### [MATERIAL PROVIDED]
---------------

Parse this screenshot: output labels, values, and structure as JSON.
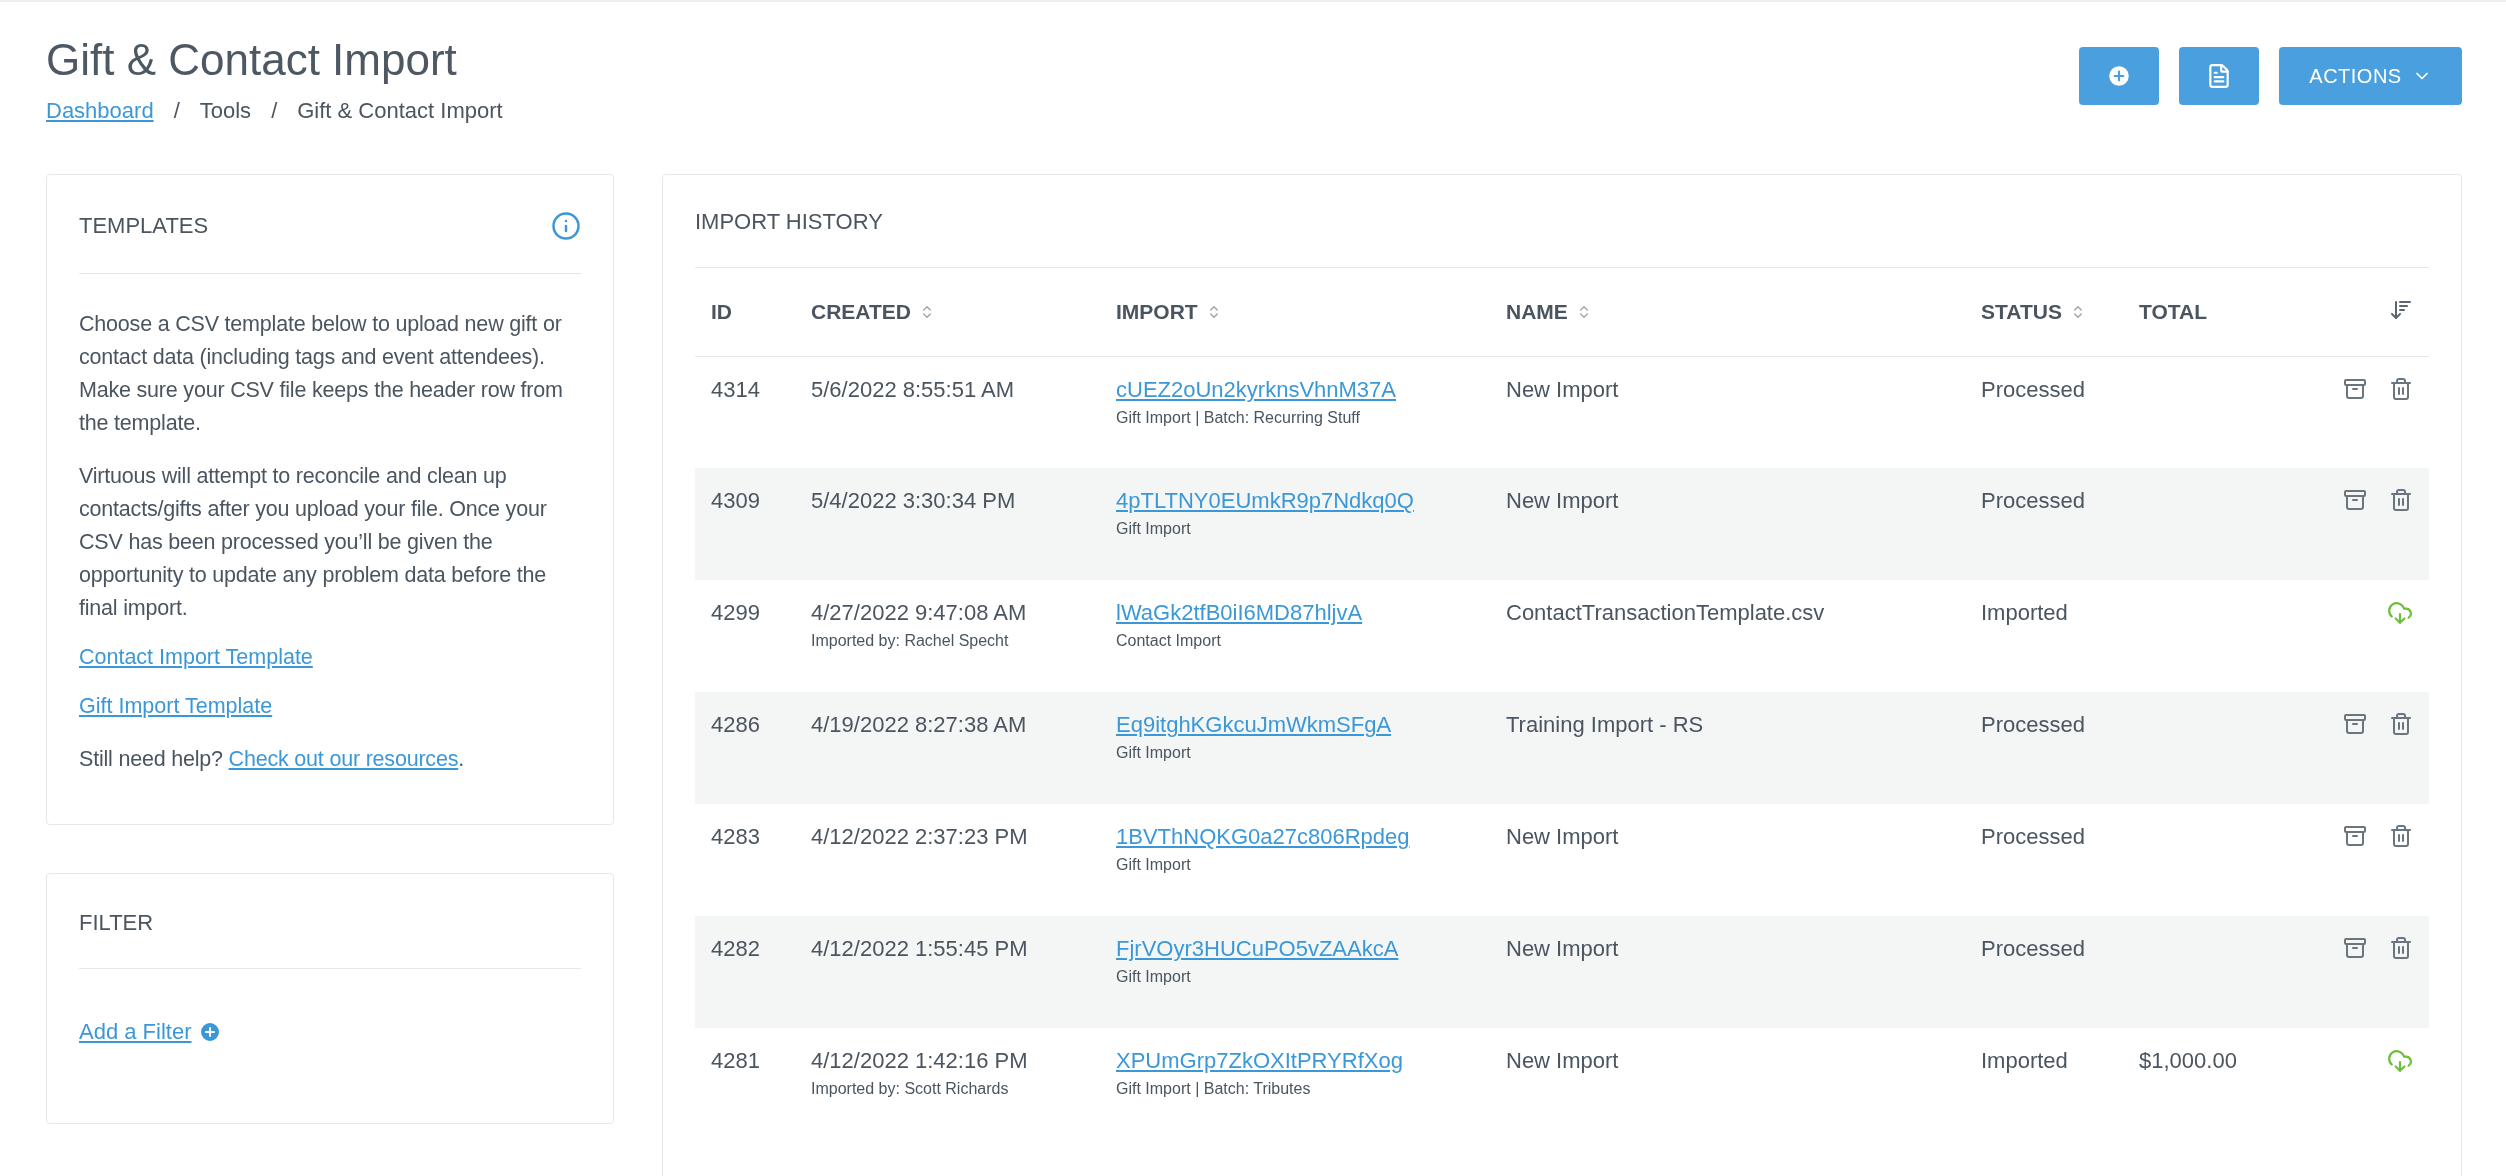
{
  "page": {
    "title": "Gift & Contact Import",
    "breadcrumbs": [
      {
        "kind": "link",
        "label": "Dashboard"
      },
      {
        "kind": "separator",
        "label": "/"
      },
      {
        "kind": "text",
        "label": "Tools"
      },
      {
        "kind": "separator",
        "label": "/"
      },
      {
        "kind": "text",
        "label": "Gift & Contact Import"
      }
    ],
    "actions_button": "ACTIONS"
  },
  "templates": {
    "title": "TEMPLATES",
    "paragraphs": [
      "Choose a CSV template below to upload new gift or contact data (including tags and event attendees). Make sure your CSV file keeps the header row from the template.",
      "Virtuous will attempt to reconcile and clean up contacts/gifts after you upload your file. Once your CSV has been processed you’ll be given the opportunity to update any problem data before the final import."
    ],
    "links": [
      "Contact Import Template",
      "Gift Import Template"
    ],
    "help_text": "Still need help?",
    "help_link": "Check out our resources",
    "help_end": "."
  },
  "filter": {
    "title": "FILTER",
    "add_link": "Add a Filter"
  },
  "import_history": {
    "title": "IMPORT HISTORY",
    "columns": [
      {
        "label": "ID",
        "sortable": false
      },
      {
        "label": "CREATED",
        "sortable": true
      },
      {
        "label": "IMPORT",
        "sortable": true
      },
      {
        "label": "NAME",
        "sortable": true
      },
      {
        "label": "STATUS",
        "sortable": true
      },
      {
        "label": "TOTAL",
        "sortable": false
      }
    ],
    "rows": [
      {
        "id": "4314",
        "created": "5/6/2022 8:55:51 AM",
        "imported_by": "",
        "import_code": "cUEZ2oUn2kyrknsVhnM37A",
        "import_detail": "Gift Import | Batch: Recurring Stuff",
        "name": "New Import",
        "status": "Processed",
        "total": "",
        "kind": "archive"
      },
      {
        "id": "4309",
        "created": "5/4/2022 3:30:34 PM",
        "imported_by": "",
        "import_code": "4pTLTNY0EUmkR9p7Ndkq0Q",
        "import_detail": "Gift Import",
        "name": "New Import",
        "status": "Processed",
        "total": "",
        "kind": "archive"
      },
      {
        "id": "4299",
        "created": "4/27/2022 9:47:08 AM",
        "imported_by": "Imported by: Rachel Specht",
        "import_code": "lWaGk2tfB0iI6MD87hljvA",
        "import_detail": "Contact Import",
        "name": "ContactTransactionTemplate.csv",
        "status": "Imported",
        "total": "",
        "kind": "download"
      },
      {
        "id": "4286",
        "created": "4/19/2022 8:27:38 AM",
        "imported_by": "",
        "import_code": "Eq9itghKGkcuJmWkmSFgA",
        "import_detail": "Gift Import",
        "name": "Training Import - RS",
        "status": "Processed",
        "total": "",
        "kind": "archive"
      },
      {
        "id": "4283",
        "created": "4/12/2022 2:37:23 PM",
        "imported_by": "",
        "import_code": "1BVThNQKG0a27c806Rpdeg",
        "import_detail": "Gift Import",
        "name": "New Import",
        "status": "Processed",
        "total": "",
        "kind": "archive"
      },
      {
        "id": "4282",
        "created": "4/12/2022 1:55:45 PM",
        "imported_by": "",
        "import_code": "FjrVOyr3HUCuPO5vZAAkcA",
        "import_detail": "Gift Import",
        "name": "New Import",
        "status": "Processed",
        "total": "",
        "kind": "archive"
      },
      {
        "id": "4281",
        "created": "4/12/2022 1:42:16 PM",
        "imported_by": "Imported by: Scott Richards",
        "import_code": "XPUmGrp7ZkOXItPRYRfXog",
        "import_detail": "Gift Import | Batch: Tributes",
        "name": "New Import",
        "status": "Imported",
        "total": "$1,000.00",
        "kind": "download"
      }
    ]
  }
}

---------------

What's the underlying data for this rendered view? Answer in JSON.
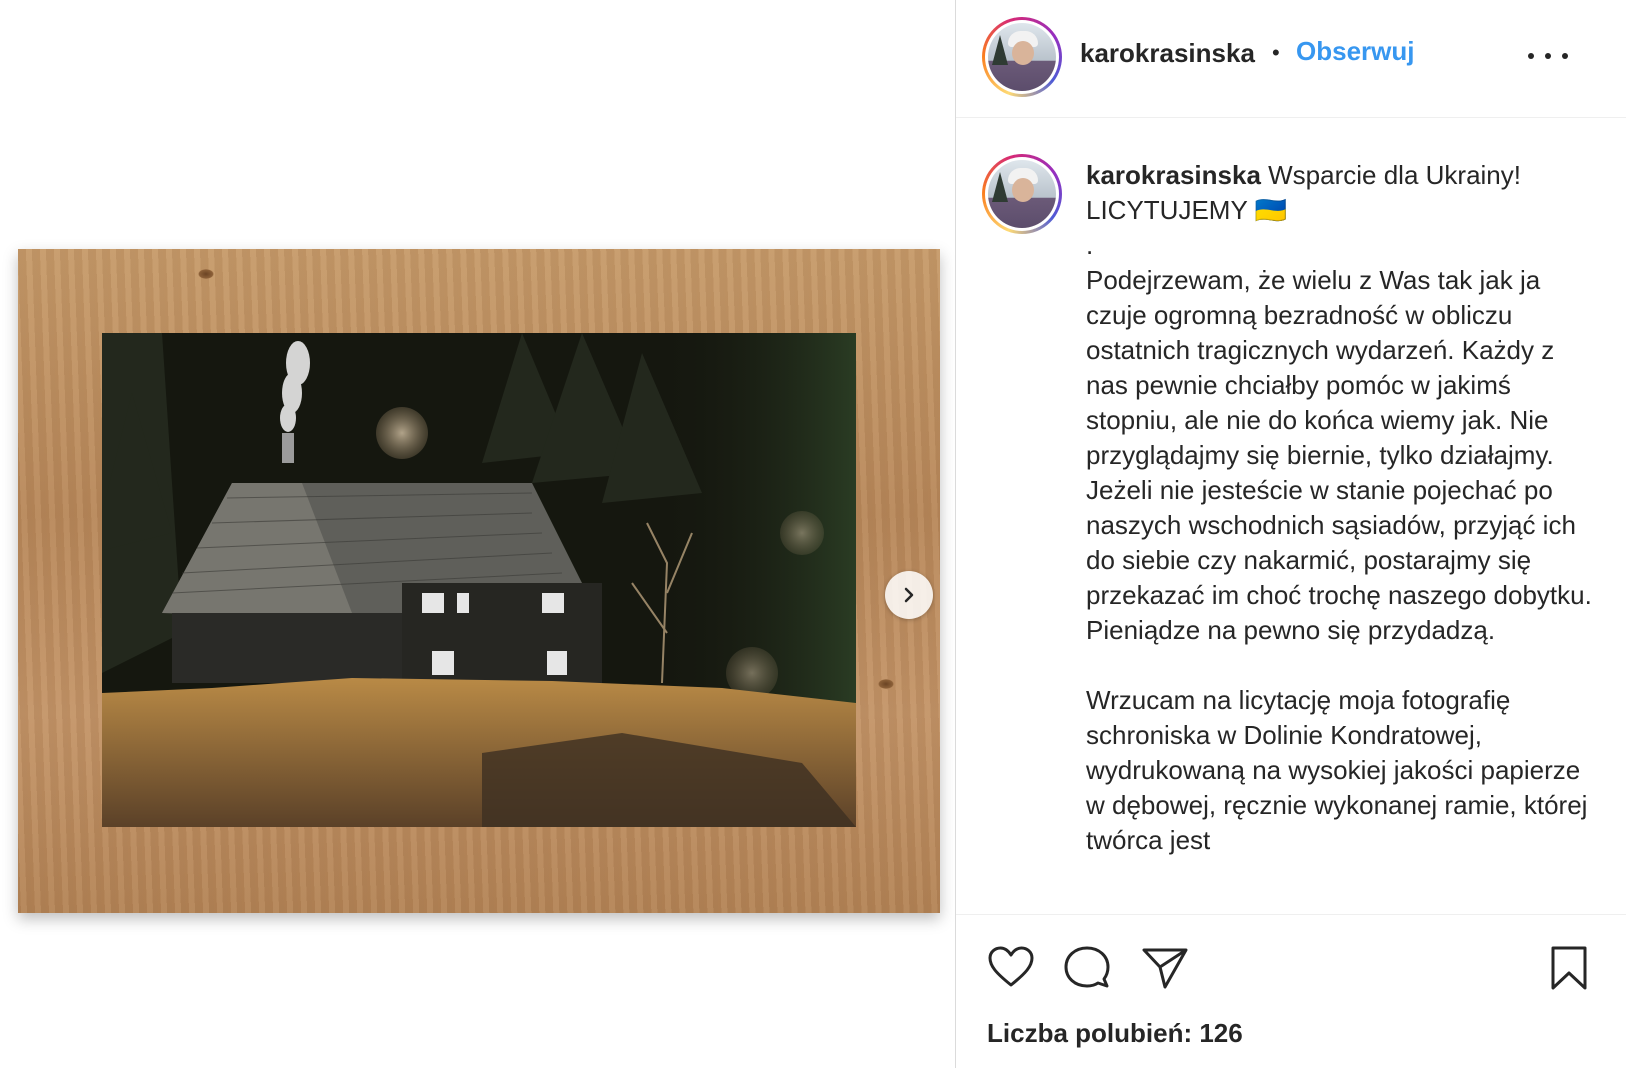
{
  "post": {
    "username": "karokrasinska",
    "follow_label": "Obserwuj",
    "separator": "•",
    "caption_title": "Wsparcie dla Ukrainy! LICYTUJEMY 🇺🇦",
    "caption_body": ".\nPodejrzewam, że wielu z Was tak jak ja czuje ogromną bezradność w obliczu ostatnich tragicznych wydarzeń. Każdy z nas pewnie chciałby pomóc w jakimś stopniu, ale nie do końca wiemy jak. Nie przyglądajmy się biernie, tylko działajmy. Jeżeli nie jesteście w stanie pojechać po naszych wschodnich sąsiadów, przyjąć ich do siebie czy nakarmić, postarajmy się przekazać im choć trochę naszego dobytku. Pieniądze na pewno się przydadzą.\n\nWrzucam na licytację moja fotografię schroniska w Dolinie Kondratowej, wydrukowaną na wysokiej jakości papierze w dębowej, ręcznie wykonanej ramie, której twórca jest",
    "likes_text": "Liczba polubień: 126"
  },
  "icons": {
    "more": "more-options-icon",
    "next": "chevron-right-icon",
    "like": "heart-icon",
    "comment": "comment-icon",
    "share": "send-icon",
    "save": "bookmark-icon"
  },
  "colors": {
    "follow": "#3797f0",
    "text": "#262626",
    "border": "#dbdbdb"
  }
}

---------------

### [GIVEN PROBLEM]
Your answer should be a single number: the count of lines holding the word "file".

### [RESPONSE TO THE EXERCISE]
2